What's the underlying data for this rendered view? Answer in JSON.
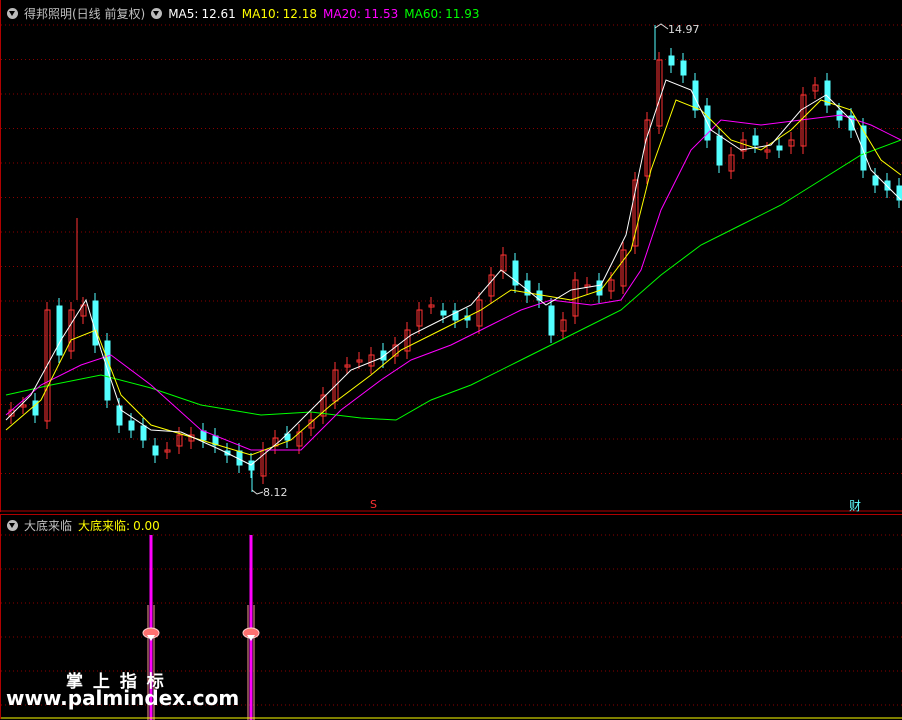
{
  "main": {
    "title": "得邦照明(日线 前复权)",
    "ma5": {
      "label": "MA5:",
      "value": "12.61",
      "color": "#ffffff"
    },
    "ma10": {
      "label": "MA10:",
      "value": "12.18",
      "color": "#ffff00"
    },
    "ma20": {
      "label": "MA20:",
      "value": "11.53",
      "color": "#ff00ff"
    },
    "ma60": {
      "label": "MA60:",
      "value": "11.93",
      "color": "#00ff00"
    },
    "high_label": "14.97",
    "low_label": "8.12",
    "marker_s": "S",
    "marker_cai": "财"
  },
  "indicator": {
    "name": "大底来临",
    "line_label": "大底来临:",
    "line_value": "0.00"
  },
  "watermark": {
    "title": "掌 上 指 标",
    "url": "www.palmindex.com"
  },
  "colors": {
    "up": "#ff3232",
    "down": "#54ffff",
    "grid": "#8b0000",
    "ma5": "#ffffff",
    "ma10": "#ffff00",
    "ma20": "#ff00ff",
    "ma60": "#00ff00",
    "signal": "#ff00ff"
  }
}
..........
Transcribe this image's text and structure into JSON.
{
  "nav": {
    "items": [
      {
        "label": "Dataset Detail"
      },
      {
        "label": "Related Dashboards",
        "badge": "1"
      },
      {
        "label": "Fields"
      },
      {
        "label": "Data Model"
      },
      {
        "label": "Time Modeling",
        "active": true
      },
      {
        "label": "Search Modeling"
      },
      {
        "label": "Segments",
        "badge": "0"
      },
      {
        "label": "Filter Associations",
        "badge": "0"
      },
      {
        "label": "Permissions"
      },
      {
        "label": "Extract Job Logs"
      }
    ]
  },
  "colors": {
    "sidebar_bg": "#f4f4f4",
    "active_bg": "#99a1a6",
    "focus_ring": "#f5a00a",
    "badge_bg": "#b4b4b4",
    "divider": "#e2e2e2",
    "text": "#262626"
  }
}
..........
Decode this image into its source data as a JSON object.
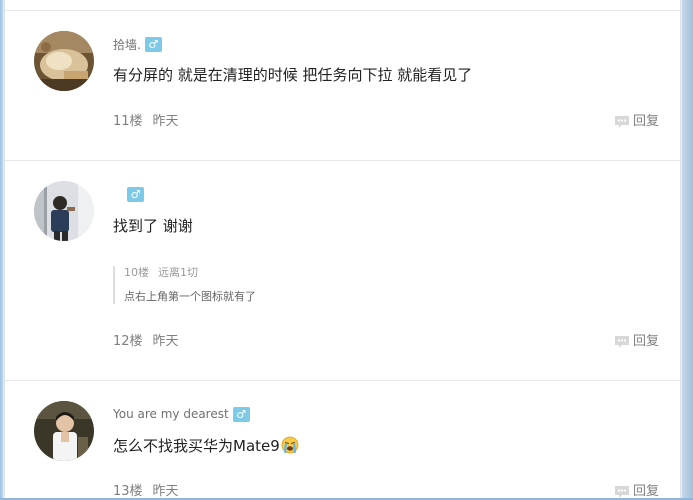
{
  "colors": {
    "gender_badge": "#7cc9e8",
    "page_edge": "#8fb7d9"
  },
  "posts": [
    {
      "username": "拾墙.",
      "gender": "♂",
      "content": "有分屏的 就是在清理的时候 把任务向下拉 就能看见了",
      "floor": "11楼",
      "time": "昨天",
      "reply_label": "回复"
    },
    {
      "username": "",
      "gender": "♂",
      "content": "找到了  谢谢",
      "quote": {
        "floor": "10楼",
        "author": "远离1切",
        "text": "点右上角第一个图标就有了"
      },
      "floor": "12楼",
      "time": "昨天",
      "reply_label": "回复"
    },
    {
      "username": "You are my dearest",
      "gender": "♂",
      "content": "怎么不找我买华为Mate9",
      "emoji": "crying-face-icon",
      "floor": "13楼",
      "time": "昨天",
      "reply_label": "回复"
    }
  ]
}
..........
> _Exercise task_
Make a list of all lines in the data that contain "content".

> _Task answer_
      "content": "有分屏的 就是在清理的时候 把任务向下拉 就能看见了",
      "content": "找到了  谢谢",
      "content": "怎么不找我买华为Mate9",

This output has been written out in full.